(TASK MATERIAL)
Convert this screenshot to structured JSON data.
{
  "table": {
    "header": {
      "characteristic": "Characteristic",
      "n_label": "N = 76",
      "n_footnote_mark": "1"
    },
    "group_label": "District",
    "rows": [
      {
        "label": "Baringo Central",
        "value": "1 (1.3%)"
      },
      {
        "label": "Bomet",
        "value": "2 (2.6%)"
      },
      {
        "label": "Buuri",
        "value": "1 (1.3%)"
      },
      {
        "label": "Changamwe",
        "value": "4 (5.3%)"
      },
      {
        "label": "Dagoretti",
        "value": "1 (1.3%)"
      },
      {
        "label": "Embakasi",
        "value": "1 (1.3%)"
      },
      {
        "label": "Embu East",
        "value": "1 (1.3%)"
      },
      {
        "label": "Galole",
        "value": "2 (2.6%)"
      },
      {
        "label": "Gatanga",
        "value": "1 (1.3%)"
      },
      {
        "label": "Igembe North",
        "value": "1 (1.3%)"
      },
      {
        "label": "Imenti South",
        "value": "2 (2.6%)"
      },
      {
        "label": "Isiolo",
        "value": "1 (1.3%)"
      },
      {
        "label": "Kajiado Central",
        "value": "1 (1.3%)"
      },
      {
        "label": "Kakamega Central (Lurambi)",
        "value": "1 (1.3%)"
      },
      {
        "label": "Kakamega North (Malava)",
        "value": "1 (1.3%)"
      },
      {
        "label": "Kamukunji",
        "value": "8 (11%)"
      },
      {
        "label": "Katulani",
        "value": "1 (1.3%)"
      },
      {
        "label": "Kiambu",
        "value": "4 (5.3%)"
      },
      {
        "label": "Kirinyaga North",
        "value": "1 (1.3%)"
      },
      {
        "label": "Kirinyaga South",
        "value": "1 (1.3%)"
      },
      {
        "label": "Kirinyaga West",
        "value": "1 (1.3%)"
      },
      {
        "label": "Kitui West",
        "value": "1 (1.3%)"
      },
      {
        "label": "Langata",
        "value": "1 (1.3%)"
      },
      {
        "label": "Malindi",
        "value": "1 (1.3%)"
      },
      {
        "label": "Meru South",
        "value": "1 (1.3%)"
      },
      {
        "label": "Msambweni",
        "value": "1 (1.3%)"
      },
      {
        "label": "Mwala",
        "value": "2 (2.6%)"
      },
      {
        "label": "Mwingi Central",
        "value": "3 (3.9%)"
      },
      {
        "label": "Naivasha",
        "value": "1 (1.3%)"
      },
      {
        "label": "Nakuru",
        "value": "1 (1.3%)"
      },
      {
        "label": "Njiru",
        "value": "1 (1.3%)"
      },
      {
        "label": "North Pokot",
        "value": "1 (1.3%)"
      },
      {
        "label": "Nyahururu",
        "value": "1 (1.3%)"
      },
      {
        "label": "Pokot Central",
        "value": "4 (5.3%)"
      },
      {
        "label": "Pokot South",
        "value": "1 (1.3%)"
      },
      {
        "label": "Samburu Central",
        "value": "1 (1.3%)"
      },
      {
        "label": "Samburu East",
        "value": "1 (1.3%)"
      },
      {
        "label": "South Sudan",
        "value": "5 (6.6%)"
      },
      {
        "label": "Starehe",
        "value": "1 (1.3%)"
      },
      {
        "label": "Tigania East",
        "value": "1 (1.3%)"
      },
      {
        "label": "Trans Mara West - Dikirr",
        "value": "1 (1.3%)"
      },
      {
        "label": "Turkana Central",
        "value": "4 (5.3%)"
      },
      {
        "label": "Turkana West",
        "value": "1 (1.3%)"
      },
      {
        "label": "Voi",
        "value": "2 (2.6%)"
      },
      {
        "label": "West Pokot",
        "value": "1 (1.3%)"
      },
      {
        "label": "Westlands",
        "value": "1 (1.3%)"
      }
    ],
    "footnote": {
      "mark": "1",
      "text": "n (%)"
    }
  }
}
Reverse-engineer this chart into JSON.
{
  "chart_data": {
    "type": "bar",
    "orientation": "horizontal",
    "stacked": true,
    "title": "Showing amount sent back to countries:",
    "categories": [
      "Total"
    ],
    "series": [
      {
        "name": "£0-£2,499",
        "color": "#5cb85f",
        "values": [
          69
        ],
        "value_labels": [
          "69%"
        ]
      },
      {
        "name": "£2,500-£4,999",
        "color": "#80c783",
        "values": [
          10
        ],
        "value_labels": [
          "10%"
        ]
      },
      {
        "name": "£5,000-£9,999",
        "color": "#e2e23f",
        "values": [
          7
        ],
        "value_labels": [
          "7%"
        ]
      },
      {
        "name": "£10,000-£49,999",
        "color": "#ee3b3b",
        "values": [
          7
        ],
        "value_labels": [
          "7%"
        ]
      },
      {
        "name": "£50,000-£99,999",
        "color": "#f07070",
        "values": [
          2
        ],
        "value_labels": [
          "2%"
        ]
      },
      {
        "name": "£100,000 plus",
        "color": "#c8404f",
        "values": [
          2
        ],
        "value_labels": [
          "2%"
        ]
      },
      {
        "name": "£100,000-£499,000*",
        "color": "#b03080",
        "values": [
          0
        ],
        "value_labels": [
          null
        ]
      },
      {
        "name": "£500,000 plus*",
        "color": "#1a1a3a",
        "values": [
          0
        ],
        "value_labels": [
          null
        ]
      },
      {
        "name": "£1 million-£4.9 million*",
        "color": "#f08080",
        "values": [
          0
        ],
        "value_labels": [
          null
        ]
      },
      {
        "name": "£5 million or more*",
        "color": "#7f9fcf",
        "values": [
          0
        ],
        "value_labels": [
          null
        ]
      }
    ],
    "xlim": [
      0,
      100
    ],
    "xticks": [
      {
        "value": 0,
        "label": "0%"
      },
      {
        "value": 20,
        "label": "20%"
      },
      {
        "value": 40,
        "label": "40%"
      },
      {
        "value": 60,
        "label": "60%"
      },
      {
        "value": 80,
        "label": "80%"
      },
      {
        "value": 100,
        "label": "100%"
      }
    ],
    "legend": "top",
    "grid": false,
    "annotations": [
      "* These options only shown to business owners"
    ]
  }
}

(AIM) Search the lines above for the string "Turkana", then show every one that has it.

(EXERCISE RESULT)
        "label": "Turkana Central",
        "label": "Turkana West",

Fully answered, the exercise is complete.